Stored data entries
━━━━

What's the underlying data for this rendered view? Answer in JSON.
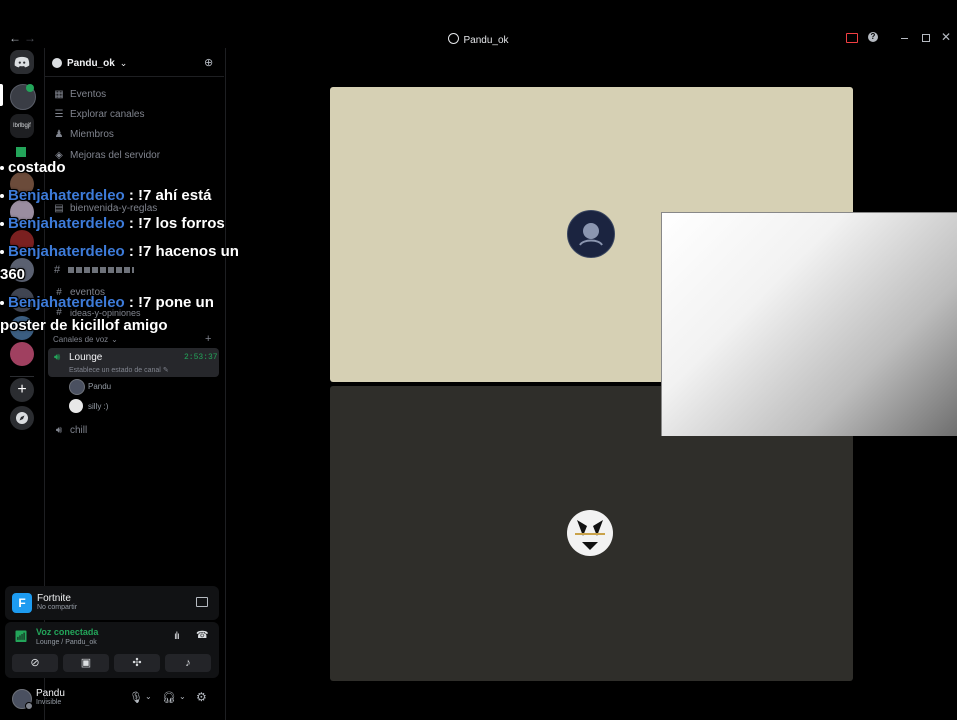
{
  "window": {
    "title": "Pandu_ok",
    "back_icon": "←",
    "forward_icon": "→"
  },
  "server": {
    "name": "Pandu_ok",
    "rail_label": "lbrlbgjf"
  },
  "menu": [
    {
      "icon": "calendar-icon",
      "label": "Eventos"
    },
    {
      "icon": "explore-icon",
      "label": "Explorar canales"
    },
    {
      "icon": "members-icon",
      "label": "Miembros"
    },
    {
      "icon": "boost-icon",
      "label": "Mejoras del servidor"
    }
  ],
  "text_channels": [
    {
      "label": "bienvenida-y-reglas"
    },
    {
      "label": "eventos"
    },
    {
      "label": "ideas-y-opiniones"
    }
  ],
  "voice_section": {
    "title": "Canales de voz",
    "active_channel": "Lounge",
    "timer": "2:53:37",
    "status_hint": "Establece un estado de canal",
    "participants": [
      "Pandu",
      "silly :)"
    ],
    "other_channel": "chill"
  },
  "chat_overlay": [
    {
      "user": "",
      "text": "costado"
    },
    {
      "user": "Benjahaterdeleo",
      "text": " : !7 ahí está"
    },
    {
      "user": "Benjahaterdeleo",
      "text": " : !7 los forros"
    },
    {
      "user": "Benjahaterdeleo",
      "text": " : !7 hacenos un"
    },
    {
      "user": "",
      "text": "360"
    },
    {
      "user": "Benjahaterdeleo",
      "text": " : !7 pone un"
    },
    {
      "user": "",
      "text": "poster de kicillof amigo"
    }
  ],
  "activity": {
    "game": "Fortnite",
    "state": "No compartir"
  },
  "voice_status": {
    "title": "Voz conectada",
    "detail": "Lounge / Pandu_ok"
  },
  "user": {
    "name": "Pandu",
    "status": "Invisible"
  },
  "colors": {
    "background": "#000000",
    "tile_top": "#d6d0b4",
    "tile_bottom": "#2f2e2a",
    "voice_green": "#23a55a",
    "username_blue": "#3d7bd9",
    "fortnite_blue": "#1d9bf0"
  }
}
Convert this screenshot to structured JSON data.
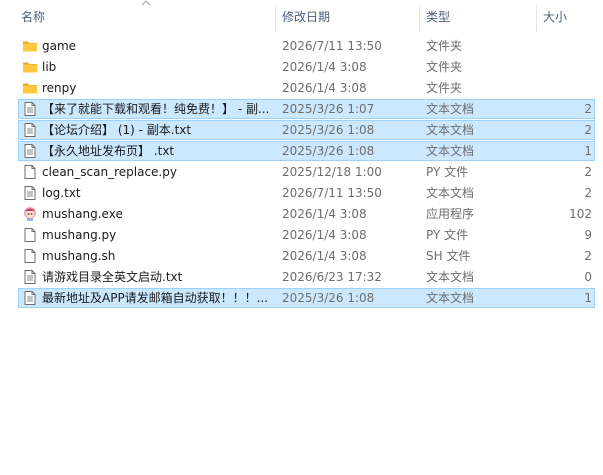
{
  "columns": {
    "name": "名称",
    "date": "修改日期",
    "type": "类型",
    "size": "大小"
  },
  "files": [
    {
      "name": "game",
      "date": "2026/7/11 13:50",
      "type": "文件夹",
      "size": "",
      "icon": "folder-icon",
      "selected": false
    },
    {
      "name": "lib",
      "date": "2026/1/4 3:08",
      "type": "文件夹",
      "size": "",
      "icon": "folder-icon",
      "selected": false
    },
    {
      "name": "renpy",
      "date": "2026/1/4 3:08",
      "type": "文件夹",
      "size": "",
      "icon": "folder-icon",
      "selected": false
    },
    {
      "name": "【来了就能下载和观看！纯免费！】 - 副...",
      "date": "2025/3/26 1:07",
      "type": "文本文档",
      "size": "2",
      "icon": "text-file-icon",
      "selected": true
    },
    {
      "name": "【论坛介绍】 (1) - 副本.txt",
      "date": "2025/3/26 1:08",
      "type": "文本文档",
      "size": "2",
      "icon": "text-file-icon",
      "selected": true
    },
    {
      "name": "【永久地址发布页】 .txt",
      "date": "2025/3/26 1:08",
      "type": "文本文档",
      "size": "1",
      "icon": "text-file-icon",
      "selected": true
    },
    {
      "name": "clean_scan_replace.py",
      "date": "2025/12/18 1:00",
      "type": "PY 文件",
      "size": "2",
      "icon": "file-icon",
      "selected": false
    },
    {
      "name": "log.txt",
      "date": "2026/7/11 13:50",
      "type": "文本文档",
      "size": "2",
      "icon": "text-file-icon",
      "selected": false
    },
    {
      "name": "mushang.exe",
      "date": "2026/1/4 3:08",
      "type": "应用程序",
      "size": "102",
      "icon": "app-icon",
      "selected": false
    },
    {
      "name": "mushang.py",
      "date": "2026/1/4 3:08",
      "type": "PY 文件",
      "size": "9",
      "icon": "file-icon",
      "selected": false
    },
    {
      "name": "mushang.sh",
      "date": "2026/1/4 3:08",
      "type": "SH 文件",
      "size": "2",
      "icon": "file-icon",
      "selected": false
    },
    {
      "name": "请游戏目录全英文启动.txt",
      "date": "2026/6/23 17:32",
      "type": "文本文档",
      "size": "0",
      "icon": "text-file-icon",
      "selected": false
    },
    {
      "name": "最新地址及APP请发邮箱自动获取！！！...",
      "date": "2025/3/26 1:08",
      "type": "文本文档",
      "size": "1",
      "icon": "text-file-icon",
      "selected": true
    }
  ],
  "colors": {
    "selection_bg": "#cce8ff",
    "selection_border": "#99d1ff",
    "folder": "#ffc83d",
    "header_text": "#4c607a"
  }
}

━━━━

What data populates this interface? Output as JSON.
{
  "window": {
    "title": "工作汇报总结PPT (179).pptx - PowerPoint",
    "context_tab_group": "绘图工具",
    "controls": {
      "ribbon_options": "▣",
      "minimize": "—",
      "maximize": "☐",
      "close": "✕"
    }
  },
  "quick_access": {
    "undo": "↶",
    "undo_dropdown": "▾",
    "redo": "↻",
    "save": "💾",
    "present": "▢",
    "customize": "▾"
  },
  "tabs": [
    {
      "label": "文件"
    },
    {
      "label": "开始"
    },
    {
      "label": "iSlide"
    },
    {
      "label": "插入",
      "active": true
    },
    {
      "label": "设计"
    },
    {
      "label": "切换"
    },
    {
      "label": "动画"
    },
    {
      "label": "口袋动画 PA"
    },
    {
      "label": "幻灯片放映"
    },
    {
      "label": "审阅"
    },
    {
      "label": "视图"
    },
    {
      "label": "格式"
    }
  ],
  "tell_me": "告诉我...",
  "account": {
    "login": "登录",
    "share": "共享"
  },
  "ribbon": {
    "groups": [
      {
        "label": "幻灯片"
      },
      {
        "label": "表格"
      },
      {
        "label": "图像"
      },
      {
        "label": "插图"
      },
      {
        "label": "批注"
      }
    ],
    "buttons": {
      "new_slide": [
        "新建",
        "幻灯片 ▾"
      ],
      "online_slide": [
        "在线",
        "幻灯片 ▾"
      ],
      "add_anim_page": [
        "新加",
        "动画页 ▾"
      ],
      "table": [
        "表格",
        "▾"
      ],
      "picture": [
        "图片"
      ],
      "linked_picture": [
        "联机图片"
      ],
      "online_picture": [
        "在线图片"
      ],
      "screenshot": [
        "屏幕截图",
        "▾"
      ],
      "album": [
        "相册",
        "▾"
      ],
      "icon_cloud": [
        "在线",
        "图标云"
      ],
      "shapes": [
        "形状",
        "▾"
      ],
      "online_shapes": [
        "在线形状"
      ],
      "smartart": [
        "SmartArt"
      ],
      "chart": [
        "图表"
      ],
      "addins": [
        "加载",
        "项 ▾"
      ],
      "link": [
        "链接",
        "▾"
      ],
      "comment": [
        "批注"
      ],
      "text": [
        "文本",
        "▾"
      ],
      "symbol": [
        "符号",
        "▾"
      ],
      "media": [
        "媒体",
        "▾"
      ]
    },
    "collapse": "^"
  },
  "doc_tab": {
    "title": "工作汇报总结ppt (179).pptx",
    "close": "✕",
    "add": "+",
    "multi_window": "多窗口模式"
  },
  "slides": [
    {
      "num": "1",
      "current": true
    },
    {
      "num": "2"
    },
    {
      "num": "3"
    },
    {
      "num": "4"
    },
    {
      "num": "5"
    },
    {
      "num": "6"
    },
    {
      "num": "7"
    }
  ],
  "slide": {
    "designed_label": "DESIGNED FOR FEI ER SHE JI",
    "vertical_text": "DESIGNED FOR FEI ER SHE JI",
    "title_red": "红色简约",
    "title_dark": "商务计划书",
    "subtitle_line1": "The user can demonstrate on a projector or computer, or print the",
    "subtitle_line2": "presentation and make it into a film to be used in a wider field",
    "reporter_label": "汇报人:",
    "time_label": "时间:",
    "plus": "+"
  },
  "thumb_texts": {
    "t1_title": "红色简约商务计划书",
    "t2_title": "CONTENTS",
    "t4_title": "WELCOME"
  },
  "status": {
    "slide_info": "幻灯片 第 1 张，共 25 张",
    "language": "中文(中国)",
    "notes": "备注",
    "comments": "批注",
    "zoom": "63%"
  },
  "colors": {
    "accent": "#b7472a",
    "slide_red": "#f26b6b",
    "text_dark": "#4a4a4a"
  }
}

━━━━

**EXERCISE BRIEF:**
Which lines hold the word "DESIGNED"? Copy every one of them.

**RESPONSE:**
    "designed_label": "DESIGNED FOR FEI ER SHE JI",
    "vertical_text": "DESIGNED FOR FEI ER SHE JI",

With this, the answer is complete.